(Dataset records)
━━━━━━
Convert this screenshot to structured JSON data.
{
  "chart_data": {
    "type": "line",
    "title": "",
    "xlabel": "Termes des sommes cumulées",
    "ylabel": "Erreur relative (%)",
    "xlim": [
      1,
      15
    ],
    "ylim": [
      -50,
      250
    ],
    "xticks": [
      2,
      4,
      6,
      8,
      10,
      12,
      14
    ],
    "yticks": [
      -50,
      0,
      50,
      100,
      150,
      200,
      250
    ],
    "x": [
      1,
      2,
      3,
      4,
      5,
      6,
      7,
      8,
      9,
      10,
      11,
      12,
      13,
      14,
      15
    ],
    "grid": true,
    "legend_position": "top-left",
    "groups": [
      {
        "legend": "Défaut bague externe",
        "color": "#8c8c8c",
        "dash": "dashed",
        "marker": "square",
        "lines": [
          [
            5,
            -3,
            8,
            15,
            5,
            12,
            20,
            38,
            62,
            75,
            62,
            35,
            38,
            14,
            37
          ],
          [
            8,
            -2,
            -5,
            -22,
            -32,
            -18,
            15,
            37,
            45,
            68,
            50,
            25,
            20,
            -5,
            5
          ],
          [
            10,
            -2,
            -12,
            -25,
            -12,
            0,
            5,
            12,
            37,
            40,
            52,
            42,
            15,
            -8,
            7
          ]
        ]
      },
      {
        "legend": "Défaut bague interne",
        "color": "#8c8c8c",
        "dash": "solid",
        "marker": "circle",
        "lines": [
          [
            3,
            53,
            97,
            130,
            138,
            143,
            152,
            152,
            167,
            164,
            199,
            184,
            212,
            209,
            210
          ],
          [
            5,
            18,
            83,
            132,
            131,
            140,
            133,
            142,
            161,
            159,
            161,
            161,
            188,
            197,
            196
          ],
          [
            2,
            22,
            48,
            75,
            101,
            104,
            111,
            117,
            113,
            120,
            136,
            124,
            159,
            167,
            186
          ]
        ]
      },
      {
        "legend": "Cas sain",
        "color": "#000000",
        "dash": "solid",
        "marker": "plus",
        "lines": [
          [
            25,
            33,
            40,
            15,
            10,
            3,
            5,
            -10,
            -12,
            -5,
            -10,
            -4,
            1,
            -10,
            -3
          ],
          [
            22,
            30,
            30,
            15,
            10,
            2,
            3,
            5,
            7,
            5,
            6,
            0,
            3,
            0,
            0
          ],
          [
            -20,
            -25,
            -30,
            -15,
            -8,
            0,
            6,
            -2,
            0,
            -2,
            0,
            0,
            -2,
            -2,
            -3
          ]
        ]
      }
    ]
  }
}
━━━━━━
Set down the listing in full, keeping every word exactly as it is.

◆ **TASK RESULT**:
Convert this screenshot to structured JSON data.
{
  "chart_data": {
    "type": "line",
    "title": "",
    "xlabel": "Termes des sommes cumulées",
    "ylabel": "Erreur relative (%)",
    "xlim": [
      1,
      15
    ],
    "ylim": [
      -50,
      250
    ],
    "xticks": [
      2,
      4,
      6,
      8,
      10,
      12,
      14
    ],
    "yticks": [
      -50,
      0,
      50,
      100,
      150,
      200,
      250
    ],
    "x": [
      1,
      2,
      3,
      4,
      5,
      6,
      7,
      8,
      9,
      10,
      11,
      12,
      13,
      14,
      15
    ],
    "grid": true,
    "legend_position": "top-left",
    "groups": [
      {
        "legend": "Défaut bague externe",
        "color": "#8c8c8c",
        "dash": "dashed",
        "marker": "square",
        "lines": [
          [
            5,
            -3,
            8,
            15,
            5,
            12,
            20,
            38,
            62,
            75,
            62,
            35,
            38,
            14,
            37
          ],
          [
            8,
            -2,
            -5,
            -22,
            -32,
            -18,
            15,
            37,
            45,
            68,
            50,
            25,
            20,
            -5,
            5
          ],
          [
            10,
            -2,
            -12,
            -25,
            -12,
            0,
            5,
            12,
            37,
            40,
            52,
            42,
            15,
            -8,
            7
          ]
        ]
      },
      {
        "legend": "Défaut bague interne",
        "color": "#8c8c8c",
        "dash": "solid",
        "marker": "circle",
        "lines": [
          [
            3,
            53,
            97,
            130,
            138,
            143,
            152,
            152,
            167,
            164,
            199,
            184,
            212,
            209,
            210
          ],
          [
            5,
            18,
            83,
            132,
            131,
            140,
            133,
            142,
            161,
            159,
            161,
            161,
            188,
            197,
            196
          ],
          [
            2,
            22,
            48,
            75,
            101,
            104,
            111,
            117,
            113,
            120,
            136,
            124,
            159,
            167,
            186
          ]
        ]
      },
      {
        "legend": "Cas sain",
        "color": "#000000",
        "dash": "solid",
        "marker": "plus",
        "lines": [
          [
            25,
            33,
            40,
            15,
            10,
            3,
            5,
            -10,
            -12,
            -5,
            -10,
            -4,
            1,
            -10,
            -3
          ],
          [
            22,
            30,
            30,
            15,
            10,
            2,
            3,
            5,
            7,
            5,
            6,
            0,
            3,
            0,
            0
          ],
          [
            -20,
            -25,
            -30,
            -15,
            -8,
            0,
            6,
            -2,
            0,
            -2,
            0,
            0,
            -2,
            -2,
            -3
          ]
        ]
      }
    ]
  }
}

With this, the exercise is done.